(Figure record listings)
====
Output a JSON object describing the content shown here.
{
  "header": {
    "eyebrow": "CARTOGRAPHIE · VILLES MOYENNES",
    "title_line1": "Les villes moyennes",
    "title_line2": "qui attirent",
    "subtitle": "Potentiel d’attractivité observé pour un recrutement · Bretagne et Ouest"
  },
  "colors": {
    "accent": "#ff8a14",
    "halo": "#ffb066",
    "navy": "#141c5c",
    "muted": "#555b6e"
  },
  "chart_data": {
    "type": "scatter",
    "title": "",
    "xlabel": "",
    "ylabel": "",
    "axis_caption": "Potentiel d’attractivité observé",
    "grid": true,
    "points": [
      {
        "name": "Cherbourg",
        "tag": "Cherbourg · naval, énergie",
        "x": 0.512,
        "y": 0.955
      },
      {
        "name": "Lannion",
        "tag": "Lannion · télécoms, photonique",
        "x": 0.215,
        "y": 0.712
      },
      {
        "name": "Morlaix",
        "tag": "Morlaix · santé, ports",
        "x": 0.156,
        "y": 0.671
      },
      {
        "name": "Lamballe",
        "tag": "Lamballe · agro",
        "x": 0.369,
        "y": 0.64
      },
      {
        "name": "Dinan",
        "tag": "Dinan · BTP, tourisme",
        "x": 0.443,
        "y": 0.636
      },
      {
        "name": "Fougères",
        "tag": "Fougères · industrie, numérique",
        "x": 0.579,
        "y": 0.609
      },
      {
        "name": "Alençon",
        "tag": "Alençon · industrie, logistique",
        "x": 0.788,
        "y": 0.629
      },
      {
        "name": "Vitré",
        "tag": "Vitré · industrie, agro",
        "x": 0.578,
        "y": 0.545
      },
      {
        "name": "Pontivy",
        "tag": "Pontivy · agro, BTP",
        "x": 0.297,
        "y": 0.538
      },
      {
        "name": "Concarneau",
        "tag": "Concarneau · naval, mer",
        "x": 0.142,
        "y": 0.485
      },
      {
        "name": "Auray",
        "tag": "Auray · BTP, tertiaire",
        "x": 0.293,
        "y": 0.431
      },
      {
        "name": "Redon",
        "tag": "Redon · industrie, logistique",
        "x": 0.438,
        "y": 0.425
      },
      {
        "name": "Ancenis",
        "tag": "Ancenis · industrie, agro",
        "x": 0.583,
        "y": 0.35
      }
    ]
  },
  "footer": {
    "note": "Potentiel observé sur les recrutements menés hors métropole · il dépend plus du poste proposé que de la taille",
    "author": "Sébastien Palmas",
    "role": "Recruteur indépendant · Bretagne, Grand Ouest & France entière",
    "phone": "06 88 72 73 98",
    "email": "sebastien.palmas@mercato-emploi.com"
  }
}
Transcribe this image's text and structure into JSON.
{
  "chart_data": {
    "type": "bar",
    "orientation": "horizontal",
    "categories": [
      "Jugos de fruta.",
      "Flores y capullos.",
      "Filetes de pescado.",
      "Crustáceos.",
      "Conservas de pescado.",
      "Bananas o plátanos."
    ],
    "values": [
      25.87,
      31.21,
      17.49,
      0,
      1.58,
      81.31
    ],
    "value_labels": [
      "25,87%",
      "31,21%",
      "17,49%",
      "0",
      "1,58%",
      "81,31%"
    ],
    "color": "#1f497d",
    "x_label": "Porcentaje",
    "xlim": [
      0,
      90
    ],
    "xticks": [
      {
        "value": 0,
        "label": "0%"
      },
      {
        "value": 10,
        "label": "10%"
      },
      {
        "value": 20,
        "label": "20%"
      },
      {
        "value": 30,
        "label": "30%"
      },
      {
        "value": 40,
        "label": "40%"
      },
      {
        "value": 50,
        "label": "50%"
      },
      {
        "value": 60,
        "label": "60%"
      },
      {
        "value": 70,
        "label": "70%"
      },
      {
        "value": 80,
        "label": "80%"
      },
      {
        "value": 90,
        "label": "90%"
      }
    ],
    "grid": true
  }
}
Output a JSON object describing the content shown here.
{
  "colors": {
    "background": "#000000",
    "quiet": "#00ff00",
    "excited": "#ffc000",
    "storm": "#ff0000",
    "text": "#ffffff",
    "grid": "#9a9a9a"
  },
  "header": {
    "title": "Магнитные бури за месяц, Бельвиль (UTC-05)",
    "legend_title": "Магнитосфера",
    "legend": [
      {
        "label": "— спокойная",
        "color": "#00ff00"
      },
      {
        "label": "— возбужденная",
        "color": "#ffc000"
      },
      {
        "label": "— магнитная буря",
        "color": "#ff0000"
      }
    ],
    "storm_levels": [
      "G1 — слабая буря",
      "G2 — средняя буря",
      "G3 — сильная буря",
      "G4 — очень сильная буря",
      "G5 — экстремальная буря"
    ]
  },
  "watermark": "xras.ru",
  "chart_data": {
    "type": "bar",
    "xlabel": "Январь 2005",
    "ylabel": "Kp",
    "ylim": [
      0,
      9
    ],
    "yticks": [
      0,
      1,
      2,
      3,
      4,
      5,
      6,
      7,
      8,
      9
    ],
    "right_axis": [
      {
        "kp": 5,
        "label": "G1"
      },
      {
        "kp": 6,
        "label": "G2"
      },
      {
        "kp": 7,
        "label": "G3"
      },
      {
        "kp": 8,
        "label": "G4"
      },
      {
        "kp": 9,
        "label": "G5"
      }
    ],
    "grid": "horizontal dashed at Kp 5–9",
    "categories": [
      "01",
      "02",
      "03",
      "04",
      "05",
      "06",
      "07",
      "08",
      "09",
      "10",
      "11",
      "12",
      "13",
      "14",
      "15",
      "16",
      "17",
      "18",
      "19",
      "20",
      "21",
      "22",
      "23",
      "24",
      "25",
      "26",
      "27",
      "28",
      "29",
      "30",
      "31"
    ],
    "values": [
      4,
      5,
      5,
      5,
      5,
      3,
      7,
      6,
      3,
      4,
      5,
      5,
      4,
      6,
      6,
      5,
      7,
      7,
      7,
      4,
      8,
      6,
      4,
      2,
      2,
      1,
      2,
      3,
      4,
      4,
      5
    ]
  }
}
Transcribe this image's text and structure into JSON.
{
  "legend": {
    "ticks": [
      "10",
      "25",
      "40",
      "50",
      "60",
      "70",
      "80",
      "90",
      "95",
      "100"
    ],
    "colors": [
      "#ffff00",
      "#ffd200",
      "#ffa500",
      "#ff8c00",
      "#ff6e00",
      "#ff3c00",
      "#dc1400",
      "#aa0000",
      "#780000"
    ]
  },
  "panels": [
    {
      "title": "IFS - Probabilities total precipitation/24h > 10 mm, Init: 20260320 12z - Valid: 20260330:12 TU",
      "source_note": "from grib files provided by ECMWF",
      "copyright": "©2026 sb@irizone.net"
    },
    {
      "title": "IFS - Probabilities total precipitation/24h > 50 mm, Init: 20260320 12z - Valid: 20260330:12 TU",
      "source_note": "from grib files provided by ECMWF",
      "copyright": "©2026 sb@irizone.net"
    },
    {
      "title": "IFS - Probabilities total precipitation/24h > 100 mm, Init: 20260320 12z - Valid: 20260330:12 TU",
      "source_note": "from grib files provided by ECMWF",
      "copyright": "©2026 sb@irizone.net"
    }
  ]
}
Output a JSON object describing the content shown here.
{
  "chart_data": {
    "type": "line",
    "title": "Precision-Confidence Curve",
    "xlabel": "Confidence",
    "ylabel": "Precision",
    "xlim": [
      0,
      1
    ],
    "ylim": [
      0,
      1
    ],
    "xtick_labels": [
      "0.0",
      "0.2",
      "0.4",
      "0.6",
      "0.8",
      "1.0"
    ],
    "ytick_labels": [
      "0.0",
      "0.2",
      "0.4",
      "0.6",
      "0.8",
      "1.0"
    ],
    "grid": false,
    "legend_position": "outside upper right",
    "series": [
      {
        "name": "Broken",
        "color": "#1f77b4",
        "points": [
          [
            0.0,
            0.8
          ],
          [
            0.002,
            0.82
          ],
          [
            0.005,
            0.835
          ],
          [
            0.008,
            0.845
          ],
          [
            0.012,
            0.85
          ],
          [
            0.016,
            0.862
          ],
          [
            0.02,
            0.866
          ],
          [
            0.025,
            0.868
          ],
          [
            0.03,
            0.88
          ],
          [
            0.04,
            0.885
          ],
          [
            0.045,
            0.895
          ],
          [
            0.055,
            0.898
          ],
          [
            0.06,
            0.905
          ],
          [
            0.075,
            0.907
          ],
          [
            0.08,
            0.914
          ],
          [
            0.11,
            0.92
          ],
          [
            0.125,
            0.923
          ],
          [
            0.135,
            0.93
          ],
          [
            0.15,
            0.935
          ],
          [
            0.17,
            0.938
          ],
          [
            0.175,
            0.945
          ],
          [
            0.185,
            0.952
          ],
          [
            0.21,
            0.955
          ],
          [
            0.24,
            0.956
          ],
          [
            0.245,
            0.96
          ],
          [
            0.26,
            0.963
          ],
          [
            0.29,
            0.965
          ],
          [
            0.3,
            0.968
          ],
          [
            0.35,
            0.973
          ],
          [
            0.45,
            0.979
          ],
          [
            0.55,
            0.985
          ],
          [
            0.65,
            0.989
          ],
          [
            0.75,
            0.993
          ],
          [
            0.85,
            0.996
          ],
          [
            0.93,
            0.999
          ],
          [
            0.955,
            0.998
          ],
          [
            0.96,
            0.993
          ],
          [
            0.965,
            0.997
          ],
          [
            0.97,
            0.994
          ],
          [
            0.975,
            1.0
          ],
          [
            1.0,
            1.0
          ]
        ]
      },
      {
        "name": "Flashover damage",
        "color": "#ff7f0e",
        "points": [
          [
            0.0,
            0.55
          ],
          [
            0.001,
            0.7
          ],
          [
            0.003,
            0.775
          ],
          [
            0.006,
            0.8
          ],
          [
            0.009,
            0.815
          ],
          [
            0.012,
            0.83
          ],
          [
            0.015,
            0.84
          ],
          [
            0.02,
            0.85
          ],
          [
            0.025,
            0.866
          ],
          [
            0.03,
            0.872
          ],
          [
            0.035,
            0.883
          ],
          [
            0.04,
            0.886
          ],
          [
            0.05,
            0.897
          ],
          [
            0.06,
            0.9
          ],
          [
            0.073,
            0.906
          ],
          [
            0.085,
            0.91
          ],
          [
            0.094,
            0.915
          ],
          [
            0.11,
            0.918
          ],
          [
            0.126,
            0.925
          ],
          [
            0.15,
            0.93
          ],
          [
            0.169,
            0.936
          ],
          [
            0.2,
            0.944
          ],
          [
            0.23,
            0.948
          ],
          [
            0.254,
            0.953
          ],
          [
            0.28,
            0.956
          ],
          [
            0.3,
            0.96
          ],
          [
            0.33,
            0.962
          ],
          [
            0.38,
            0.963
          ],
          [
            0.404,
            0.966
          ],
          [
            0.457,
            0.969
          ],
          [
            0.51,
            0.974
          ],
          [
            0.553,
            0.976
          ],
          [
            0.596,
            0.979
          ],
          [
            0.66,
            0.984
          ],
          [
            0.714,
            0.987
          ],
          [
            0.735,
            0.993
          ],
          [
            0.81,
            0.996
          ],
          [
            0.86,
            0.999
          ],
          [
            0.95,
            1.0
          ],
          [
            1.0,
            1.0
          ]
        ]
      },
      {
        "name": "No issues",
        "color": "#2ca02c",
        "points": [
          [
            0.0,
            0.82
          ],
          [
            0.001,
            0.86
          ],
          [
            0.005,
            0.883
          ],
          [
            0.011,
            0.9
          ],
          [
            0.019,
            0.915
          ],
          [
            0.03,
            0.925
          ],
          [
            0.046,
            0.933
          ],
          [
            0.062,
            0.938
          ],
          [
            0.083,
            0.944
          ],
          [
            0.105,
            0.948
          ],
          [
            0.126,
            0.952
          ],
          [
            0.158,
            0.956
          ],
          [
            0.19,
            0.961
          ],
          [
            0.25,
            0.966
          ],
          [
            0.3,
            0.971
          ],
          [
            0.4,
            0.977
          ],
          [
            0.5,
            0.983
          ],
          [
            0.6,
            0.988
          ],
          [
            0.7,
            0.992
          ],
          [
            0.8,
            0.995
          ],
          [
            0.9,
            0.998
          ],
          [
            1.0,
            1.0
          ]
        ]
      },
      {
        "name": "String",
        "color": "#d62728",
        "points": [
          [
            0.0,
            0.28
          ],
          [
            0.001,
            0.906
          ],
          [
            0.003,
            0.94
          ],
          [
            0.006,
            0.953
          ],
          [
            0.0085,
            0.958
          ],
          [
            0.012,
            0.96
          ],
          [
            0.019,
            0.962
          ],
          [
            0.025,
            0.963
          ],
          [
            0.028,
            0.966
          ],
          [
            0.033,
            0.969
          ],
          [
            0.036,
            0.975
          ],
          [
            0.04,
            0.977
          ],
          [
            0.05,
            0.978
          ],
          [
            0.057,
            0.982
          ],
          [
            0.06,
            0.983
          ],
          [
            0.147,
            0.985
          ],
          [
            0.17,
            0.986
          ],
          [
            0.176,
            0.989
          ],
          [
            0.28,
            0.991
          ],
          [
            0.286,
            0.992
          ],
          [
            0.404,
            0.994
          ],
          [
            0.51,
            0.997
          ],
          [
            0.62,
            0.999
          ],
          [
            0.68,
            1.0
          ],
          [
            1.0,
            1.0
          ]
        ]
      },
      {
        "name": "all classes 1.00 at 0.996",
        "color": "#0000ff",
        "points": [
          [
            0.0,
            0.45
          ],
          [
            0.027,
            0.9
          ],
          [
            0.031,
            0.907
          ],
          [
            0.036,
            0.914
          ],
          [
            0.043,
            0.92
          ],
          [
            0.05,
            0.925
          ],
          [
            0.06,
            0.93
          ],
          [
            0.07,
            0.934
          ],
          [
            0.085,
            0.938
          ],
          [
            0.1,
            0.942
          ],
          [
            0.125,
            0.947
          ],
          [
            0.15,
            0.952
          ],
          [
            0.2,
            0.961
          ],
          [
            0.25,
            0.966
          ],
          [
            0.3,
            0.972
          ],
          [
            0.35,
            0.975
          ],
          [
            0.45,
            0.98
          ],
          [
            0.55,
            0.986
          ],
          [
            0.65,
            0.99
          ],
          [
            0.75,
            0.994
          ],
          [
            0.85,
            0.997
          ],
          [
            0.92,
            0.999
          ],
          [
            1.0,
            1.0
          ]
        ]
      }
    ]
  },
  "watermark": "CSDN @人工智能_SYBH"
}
====
### [EXERCISE]
Copy out every line of the data that includes the word "Bretagne".

### [SOLVED PROBLEM]
    "subtitle": "Potentiel d’attractivité observé pour un recrutement · Bretagne et Ouest"
    "role": "Recruteur indépendant · Bretagne, Grand Ouest & France entière",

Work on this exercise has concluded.